Instructions for the task |
Output all the data exactly. Pictures do not belong in the copy.

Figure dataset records
↓↓↓

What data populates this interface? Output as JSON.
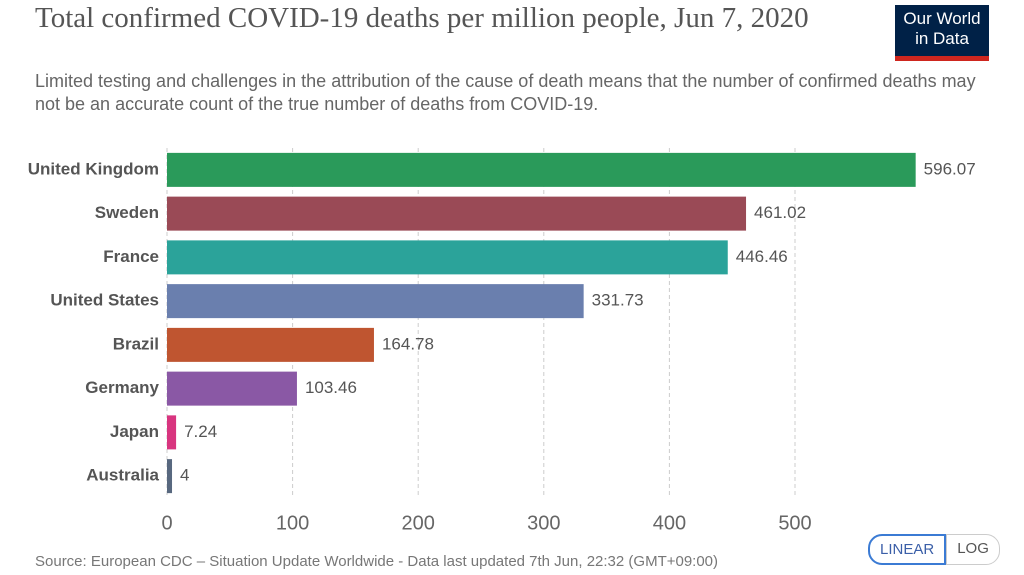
{
  "chart_data": {
    "type": "bar",
    "orientation": "horizontal",
    "title": "Total confirmed COVID-19 deaths per million people, Jun 7, 2020",
    "subtitle": "Limited testing and challenges in the attribution of the cause of death means that the number of confirmed deaths may not be an accurate count of the true number of deaths from COVID-19.",
    "source": "Source: European CDC – Situation Update Worldwide - Data last updated 7th Jun, 22:32 (GMT+09:00)",
    "categories": [
      "United Kingdom",
      "Sweden",
      "France",
      "United States",
      "Brazil",
      "Germany",
      "Japan",
      "Australia"
    ],
    "values": [
      596.07,
      461.02,
      446.46,
      331.73,
      164.78,
      103.46,
      7.24,
      4
    ],
    "colors": [
      "#2a9a5a",
      "#9a4a56",
      "#2ba39a",
      "#6a7fae",
      "#bf5530",
      "#8a58a5",
      "#d8357f",
      "#58687f"
    ],
    "xlim": [
      0,
      600
    ],
    "xticks": [
      0,
      100,
      200,
      300,
      400,
      500
    ],
    "grid": true,
    "log_scale": false,
    "scale_options": [
      "LINEAR",
      "LOG"
    ]
  },
  "logo": "Our World in Data"
}
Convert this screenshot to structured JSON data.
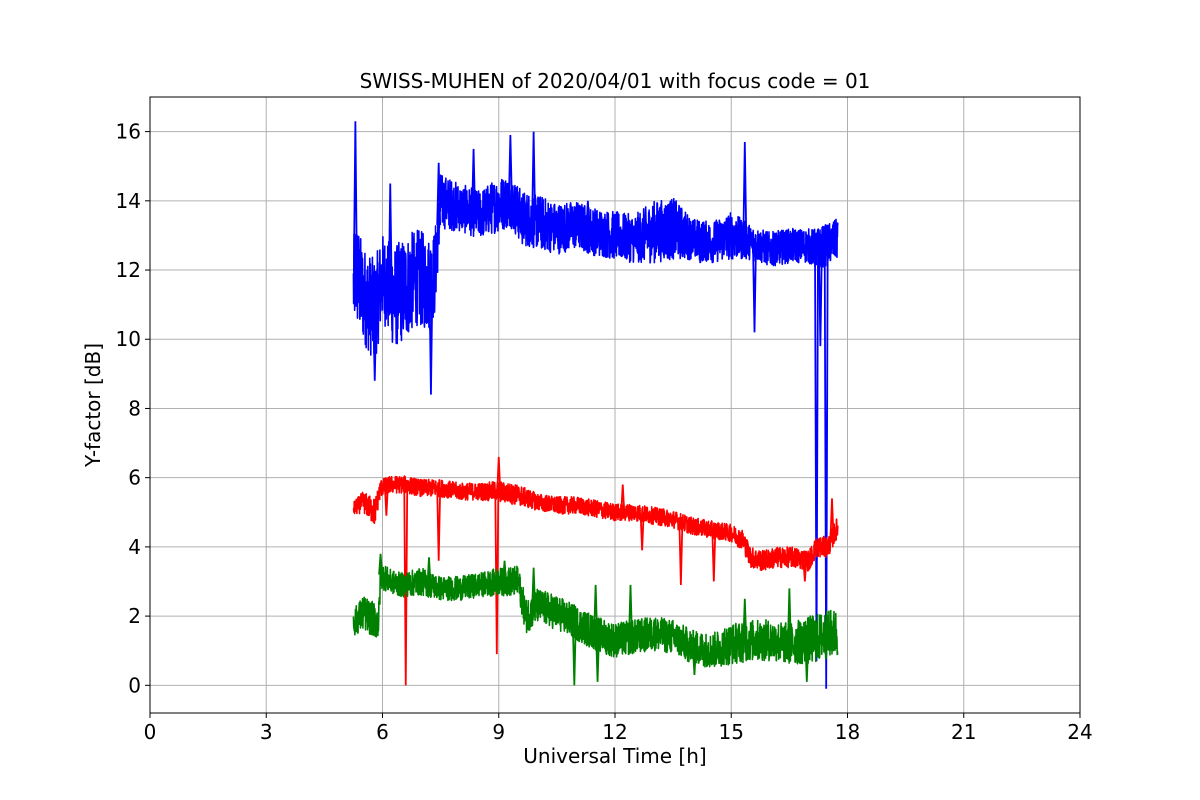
{
  "chart_data": {
    "type": "line",
    "title": "SWISS-MUHEN of 2020/04/01 with focus code = 01",
    "xlabel": "Universal Time [h]",
    "ylabel": "Y-factor [dB]",
    "xlim": [
      0,
      24
    ],
    "ylim": [
      -0.8,
      17
    ],
    "xticks": [
      "0",
      "3",
      "6",
      "9",
      "12",
      "15",
      "18",
      "21",
      "24"
    ],
    "yticks": [
      "0",
      "2",
      "4",
      "6",
      "8",
      "10",
      "12",
      "14",
      "16"
    ],
    "grid": true,
    "series": [
      {
        "color": "#0000ff",
        "x": [
          5.25,
          5.3,
          5.5,
          5.8,
          6.0,
          6.3,
          6.6,
          6.9,
          7.2,
          7.35,
          7.5,
          8.0,
          8.5,
          9.0,
          9.3,
          9.6,
          10.0,
          10.5,
          11.0,
          11.5,
          12.0,
          12.5,
          13.0,
          13.5,
          14.0,
          14.5,
          15.0,
          15.5,
          16.0,
          16.5,
          17.0,
          17.2,
          17.4,
          17.6,
          17.75
        ],
        "y": [
          11.5,
          12.0,
          11.3,
          10.8,
          11.8,
          11.2,
          11.5,
          11.8,
          11.6,
          11.9,
          14.0,
          13.8,
          13.6,
          13.9,
          14.0,
          13.5,
          13.4,
          13.2,
          13.3,
          13.1,
          13.0,
          12.9,
          13.1,
          13.2,
          12.9,
          12.8,
          13.0,
          12.8,
          12.6,
          12.7,
          12.7,
          12.6,
          12.7,
          12.8,
          12.9
        ],
        "band": [
          2.6,
          3.2,
          2.8,
          3.0,
          2.5,
          3.0,
          3.0,
          2.8,
          2.8,
          2.5,
          1.6,
          1.4,
          1.4,
          1.6,
          1.5,
          1.6,
          1.6,
          1.5,
          1.4,
          1.4,
          1.4,
          1.4,
          1.8,
          1.8,
          1.2,
          1.2,
          1.4,
          1.0,
          1.0,
          1.0,
          1.0,
          1.2,
          1.2,
          1.2,
          1.2
        ],
        "spikes": [
          [
            5.3,
            16.3
          ],
          [
            5.8,
            8.8
          ],
          [
            6.2,
            14.5
          ],
          [
            7.25,
            8.4
          ],
          [
            7.45,
            15.1
          ],
          [
            8.35,
            15.5
          ],
          [
            9.3,
            15.9
          ],
          [
            9.9,
            16.0
          ],
          [
            11.3,
            14.0
          ],
          [
            15.6,
            10.2
          ],
          [
            15.35,
            15.7
          ],
          [
            14.2,
            12.2
          ],
          [
            17.2,
            0.7
          ],
          [
            17.3,
            9.8
          ],
          [
            17.45,
            -0.1
          ]
        ]
      },
      {
        "color": "#ff0000",
        "x": [
          5.25,
          5.5,
          5.8,
          5.95,
          6.2,
          6.6,
          7.0,
          7.5,
          8.0,
          8.5,
          9.0,
          9.5,
          10.0,
          10.5,
          11.0,
          11.5,
          12.0,
          12.5,
          13.0,
          13.5,
          14.0,
          14.5,
          15.0,
          15.3,
          15.5,
          15.8,
          16.2,
          16.6,
          17.0,
          17.2,
          17.5,
          17.75
        ],
        "y": [
          5.1,
          5.3,
          5.0,
          5.7,
          5.8,
          5.8,
          5.7,
          5.7,
          5.6,
          5.6,
          5.6,
          5.5,
          5.3,
          5.2,
          5.2,
          5.1,
          5.0,
          5.0,
          4.9,
          4.8,
          4.6,
          4.5,
          4.4,
          4.2,
          3.7,
          3.6,
          3.7,
          3.7,
          3.6,
          4.0,
          4.0,
          4.6
        ],
        "band": [
          0.4,
          0.6,
          0.8,
          0.5,
          0.5,
          0.5,
          0.5,
          0.5,
          0.5,
          0.5,
          0.6,
          0.6,
          0.5,
          0.5,
          0.5,
          0.5,
          0.5,
          0.5,
          0.5,
          0.5,
          0.5,
          0.5,
          0.5,
          0.6,
          0.6,
          0.6,
          0.6,
          0.6,
          0.6,
          0.6,
          0.6,
          0.6
        ],
        "spikes": [
          [
            6.1,
            4.9
          ],
          [
            6.6,
            0.0
          ],
          [
            7.45,
            3.6
          ],
          [
            8.95,
            0.9
          ],
          [
            9.0,
            6.6
          ],
          [
            12.2,
            5.8
          ],
          [
            12.7,
            3.9
          ],
          [
            13.7,
            2.9
          ],
          [
            14.55,
            3.0
          ],
          [
            16.9,
            3.0
          ],
          [
            17.6,
            5.4
          ]
        ]
      },
      {
        "color": "#008000",
        "x": [
          5.25,
          5.5,
          5.9,
          5.95,
          6.2,
          6.5,
          7.0,
          7.5,
          8.0,
          8.5,
          9.0,
          9.5,
          9.7,
          10.0,
          10.5,
          11.0,
          11.5,
          12.0,
          12.5,
          13.0,
          13.5,
          14.0,
          14.5,
          15.0,
          15.5,
          16.0,
          16.5,
          17.0,
          17.3,
          17.6,
          17.75
        ],
        "y": [
          1.8,
          2.1,
          1.8,
          3.2,
          3.0,
          2.9,
          3.0,
          2.8,
          2.8,
          2.9,
          3.0,
          3.0,
          2.0,
          2.3,
          2.1,
          1.8,
          1.5,
          1.3,
          1.4,
          1.5,
          1.4,
          1.1,
          1.0,
          1.2,
          1.3,
          1.3,
          1.2,
          1.3,
          1.4,
          1.5,
          1.5
        ],
        "band": [
          0.8,
          1.0,
          1.0,
          0.8,
          0.7,
          0.7,
          0.8,
          0.7,
          0.7,
          0.7,
          0.8,
          0.9,
          1.0,
          1.0,
          1.0,
          1.0,
          1.0,
          1.0,
          1.0,
          1.0,
          1.0,
          1.0,
          1.0,
          1.2,
          1.2,
          1.2,
          1.2,
          1.4,
          1.4,
          1.4,
          1.4
        ],
        "spikes": [
          [
            5.95,
            3.8
          ],
          [
            7.2,
            3.7
          ],
          [
            9.15,
            3.6
          ],
          [
            9.9,
            3.4
          ],
          [
            10.95,
            0.0
          ],
          [
            11.5,
            2.9
          ],
          [
            11.55,
            0.1
          ],
          [
            12.4,
            2.9
          ],
          [
            14.05,
            0.3
          ],
          [
            15.35,
            2.5
          ],
          [
            16.5,
            2.8
          ],
          [
            16.95,
            0.1
          ]
        ]
      }
    ]
  }
}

↑↑↑

Expected output |
What data populates this interface? Output as JSON.
{
  "chart_data": {
    "type": "bar",
    "orientation": "horizontal",
    "title": "Total confirmed COVID-19 deaths per million people, Jun 7, 2020",
    "subtitle": "Limited testing and challenges in the attribution of the cause of death means that the number of confirmed deaths may not be an accurate count of the true number of deaths from COVID-19.",
    "source": "Source: European CDC – Situation Update Worldwide - Data last updated 7th Jun, 22:32 (GMT+09:00)",
    "categories": [
      "United Kingdom",
      "Sweden",
      "France",
      "United States",
      "Brazil",
      "Germany",
      "Japan",
      "Australia"
    ],
    "values": [
      596.07,
      461.02,
      446.46,
      331.73,
      164.78,
      103.46,
      7.24,
      4
    ],
    "colors": [
      "#2a9a5a",
      "#9a4a56",
      "#2ba39a",
      "#6a7fae",
      "#bf5530",
      "#8a58a5",
      "#d8357f",
      "#58687f"
    ],
    "xlim": [
      0,
      600
    ],
    "xticks": [
      0,
      100,
      200,
      300,
      400,
      500
    ],
    "grid": true,
    "log_scale": false,
    "scale_options": [
      "LINEAR",
      "LOG"
    ]
  },
  "logo": "Our World in Data"
}
Convert this screenshot to structured JSON data.
{
  "chart_data": {
    "type": "line",
    "title": "SWISS-MUHEN of 2020/04/01 with focus code = 01",
    "xlabel": "Universal Time [h]",
    "ylabel": "Y-factor [dB]",
    "xlim": [
      0,
      24
    ],
    "ylim": [
      -0.8,
      17
    ],
    "xticks": [
      "0",
      "3",
      "6",
      "9",
      "12",
      "15",
      "18",
      "21",
      "24"
    ],
    "yticks": [
      "0",
      "2",
      "4",
      "6",
      "8",
      "10",
      "12",
      "14",
      "16"
    ],
    "grid": true,
    "series": [
      {
        "color": "#0000ff",
        "x": [
          5.25,
          5.3,
          5.5,
          5.8,
          6.0,
          6.3,
          6.6,
          6.9,
          7.2,
          7.35,
          7.5,
          8.0,
          8.5,
          9.0,
          9.3,
          9.6,
          10.0,
          10.5,
          11.0,
          11.5,
          12.0,
          12.5,
          13.0,
          13.5,
          14.0,
          14.5,
          15.0,
          15.5,
          16.0,
          16.5,
          17.0,
          17.2,
          17.4,
          17.6,
          17.75
        ],
        "y": [
          11.5,
          12.0,
          11.3,
          10.8,
          11.8,
          11.2,
          11.5,
          11.8,
          11.6,
          11.9,
          14.0,
          13.8,
          13.6,
          13.9,
          14.0,
          13.5,
          13.4,
          13.2,
          13.3,
          13.1,
          13.0,
          12.9,
          13.1,
          13.2,
          12.9,
          12.8,
          13.0,
          12.8,
          12.6,
          12.7,
          12.7,
          12.6,
          12.7,
          12.8,
          12.9
        ],
        "band": [
          2.6,
          3.2,
          2.8,
          3.0,
          2.5,
          3.0,
          3.0,
          2.8,
          2.8,
          2.5,
          1.6,
          1.4,
          1.4,
          1.6,
          1.5,
          1.6,
          1.6,
          1.5,
          1.4,
          1.4,
          1.4,
          1.4,
          1.8,
          1.8,
          1.2,
          1.2,
          1.4,
          1.0,
          1.0,
          1.0,
          1.0,
          1.2,
          1.2,
          1.2,
          1.2
        ],
        "spikes": [
          [
            5.3,
            16.3
          ],
          [
            5.8,
            8.8
          ],
          [
            6.2,
            14.5
          ],
          [
            7.25,
            8.4
          ],
          [
            7.45,
            15.1
          ],
          [
            8.35,
            15.5
          ],
          [
            9.3,
            15.9
          ],
          [
            9.9,
            16.0
          ],
          [
            11.3,
            14.0
          ],
          [
            15.6,
            10.2
          ],
          [
            15.35,
            15.7
          ],
          [
            14.2,
            12.2
          ],
          [
            17.2,
            0.7
          ],
          [
            17.3,
            9.8
          ],
          [
            17.45,
            -0.1
          ]
        ]
      },
      {
        "color": "#ff0000",
        "x": [
          5.25,
          5.5,
          5.8,
          5.95,
          6.2,
          6.6,
          7.0,
          7.5,
          8.0,
          8.5,
          9.0,
          9.5,
          10.0,
          10.5,
          11.0,
          11.5,
          12.0,
          12.5,
          13.0,
          13.5,
          14.0,
          14.5,
          15.0,
          15.3,
          15.5,
          15.8,
          16.2,
          16.6,
          17.0,
          17.2,
          17.5,
          17.75
        ],
        "y": [
          5.1,
          5.3,
          5.0,
          5.7,
          5.8,
          5.8,
          5.7,
          5.7,
          5.6,
          5.6,
          5.6,
          5.5,
          5.3,
          5.2,
          5.2,
          5.1,
          5.0,
          5.0,
          4.9,
          4.8,
          4.6,
          4.5,
          4.4,
          4.2,
          3.7,
          3.6,
          3.7,
          3.7,
          3.6,
          4.0,
          4.0,
          4.6
        ],
        "band": [
          0.4,
          0.6,
          0.8,
          0.5,
          0.5,
          0.5,
          0.5,
          0.5,
          0.5,
          0.5,
          0.6,
          0.6,
          0.5,
          0.5,
          0.5,
          0.5,
          0.5,
          0.5,
          0.5,
          0.5,
          0.5,
          0.5,
          0.5,
          0.6,
          0.6,
          0.6,
          0.6,
          0.6,
          0.6,
          0.6,
          0.6,
          0.6
        ],
        "spikes": [
          [
            6.1,
            4.9
          ],
          [
            6.6,
            0.0
          ],
          [
            7.45,
            3.6
          ],
          [
            8.95,
            0.9
          ],
          [
            9.0,
            6.6
          ],
          [
            12.2,
            5.8
          ],
          [
            12.7,
            3.9
          ],
          [
            13.7,
            2.9
          ],
          [
            14.55,
            3.0
          ],
          [
            16.9,
            3.0
          ],
          [
            17.6,
            5.4
          ]
        ]
      },
      {
        "color": "#008000",
        "x": [
          5.25,
          5.5,
          5.9,
          5.95,
          6.2,
          6.5,
          7.0,
          7.5,
          8.0,
          8.5,
          9.0,
          9.5,
          9.7,
          10.0,
          10.5,
          11.0,
          11.5,
          12.0,
          12.5,
          13.0,
          13.5,
          14.0,
          14.5,
          15.0,
          15.5,
          16.0,
          16.5,
          17.0,
          17.3,
          17.6,
          17.75
        ],
        "y": [
          1.8,
          2.1,
          1.8,
          3.2,
          3.0,
          2.9,
          3.0,
          2.8,
          2.8,
          2.9,
          3.0,
          3.0,
          2.0,
          2.3,
          2.1,
          1.8,
          1.5,
          1.3,
          1.4,
          1.5,
          1.4,
          1.1,
          1.0,
          1.2,
          1.3,
          1.3,
          1.2,
          1.3,
          1.4,
          1.5,
          1.5
        ],
        "band": [
          0.8,
          1.0,
          1.0,
          0.8,
          0.7,
          0.7,
          0.8,
          0.7,
          0.7,
          0.7,
          0.8,
          0.9,
          1.0,
          1.0,
          1.0,
          1.0,
          1.0,
          1.0,
          1.0,
          1.0,
          1.0,
          1.0,
          1.0,
          1.2,
          1.2,
          1.2,
          1.2,
          1.4,
          1.4,
          1.4,
          1.4
        ],
        "spikes": [
          [
            5.95,
            3.8
          ],
          [
            7.2,
            3.7
          ],
          [
            9.15,
            3.6
          ],
          [
            9.9,
            3.4
          ],
          [
            10.95,
            0.0
          ],
          [
            11.5,
            2.9
          ],
          [
            11.55,
            0.1
          ],
          [
            12.4,
            2.9
          ],
          [
            14.05,
            0.3
          ],
          [
            15.35,
            2.5
          ],
          [
            16.5,
            2.8
          ],
          [
            16.95,
            0.1
          ]
        ]
      }
    ]
  }
}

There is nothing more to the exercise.